*EXERCISE REQUIREMENTS:*
List each row below that contains the word "register", treating uppercase and lowercase letters as different.
#### THE INPUT
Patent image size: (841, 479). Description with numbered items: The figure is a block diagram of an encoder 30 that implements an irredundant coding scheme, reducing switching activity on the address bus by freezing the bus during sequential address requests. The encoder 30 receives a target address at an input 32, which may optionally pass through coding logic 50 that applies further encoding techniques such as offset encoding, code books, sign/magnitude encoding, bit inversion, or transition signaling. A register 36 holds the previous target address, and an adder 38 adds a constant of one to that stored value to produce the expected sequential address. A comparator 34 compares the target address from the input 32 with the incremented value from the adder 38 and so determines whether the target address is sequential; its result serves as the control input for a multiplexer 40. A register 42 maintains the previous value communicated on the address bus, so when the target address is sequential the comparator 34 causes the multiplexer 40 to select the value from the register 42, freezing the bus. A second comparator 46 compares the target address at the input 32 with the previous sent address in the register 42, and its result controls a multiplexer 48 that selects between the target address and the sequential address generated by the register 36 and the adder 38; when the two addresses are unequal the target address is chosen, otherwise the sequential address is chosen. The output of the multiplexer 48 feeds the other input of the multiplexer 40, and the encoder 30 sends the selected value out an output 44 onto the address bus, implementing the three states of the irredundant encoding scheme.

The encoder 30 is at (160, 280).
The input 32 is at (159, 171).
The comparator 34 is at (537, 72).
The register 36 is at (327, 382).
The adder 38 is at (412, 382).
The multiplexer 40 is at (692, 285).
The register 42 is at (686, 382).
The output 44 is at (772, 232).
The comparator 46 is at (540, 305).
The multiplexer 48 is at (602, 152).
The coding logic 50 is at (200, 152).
########
*ANSWER TO THIS TASK:*
Patent image size: (841, 479). Description with numbered items: The figure is a block diagram of an encoder 30 that implements an irredundant coding scheme, reducing switching activity on the address bus by freezing the bus during sequential address requests. The encoder 30 receives a target address at an input 32, which may optionally pass through coding logic 50 that applies further encoding techniques such as offset encoding, code books, sign/magnitude encoding, bit inversion, or transition signaling. A register 36 holds the previous target address, and an adder 38 adds a constant of one to that stored value to produce the expected sequential address. A comparator 34 compares the target address from the input 32 with the incremented value from the adder 38 and so determines whether the target address is sequential; its result serves as the control input for a multiplexer 40. A register 42 maintains the previous value communicated on the address bus, so when the target address is sequential the comparator 34 causes the multiplexer 40 to select the value from the register 42, freezing the bus. A second comparator 46 compares the target address at the input 32 with the previous sent address in the register 42, and its result controls a multiplexer 48 that selects between the target address and the sequential address generated by the register 36 and the adder 38; when the two addresses are unequal the target address is chosen, otherwise the sequential address is chosen. The output of the multiplexer 48 feeds the other input of the multiplexer 40, and the encoder 30 sends the selected value out an output 44 onto the address bus, implementing the three states of the irredundant encoding scheme.
The register 36 is at (327, 382).
The register 42 is at (686, 382).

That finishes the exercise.